Where the word "decisions" occurs in a line, return that line.

◆ EXERCISE DATA
>>>>

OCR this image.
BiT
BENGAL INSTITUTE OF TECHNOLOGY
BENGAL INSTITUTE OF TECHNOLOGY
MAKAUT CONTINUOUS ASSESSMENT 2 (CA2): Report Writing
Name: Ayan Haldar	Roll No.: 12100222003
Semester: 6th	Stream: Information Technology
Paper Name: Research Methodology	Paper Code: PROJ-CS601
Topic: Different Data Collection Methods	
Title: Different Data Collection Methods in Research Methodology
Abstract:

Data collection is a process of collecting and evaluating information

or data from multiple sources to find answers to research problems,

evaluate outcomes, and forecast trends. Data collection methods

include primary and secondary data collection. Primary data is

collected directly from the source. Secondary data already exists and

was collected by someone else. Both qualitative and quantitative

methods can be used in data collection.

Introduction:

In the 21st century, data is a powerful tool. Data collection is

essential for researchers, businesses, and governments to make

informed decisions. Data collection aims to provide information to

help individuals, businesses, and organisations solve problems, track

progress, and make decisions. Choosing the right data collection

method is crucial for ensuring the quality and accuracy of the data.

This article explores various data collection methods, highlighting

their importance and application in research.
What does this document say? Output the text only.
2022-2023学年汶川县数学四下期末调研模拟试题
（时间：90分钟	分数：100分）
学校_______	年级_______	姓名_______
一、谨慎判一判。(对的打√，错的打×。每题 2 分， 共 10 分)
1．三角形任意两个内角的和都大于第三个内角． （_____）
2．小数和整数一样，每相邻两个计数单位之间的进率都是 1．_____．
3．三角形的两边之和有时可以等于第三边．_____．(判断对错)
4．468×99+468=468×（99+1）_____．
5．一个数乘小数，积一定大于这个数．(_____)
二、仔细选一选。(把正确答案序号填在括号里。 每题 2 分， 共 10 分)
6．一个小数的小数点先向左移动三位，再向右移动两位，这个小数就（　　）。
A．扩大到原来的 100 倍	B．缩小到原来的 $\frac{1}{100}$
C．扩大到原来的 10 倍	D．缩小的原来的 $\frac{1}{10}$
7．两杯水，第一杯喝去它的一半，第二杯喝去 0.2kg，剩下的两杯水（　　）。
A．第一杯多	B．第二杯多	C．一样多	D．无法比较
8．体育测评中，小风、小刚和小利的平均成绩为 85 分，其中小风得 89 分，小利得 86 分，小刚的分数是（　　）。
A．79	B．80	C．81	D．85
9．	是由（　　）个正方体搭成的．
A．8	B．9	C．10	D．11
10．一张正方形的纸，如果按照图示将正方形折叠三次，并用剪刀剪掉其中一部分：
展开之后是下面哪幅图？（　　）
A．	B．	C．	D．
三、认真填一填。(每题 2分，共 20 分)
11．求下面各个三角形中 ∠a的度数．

<<<<

◆ RESULT OF THE TASK
informed decisions. Data collection aims to provide information to
progress, and make decisions. Choosing the right data collection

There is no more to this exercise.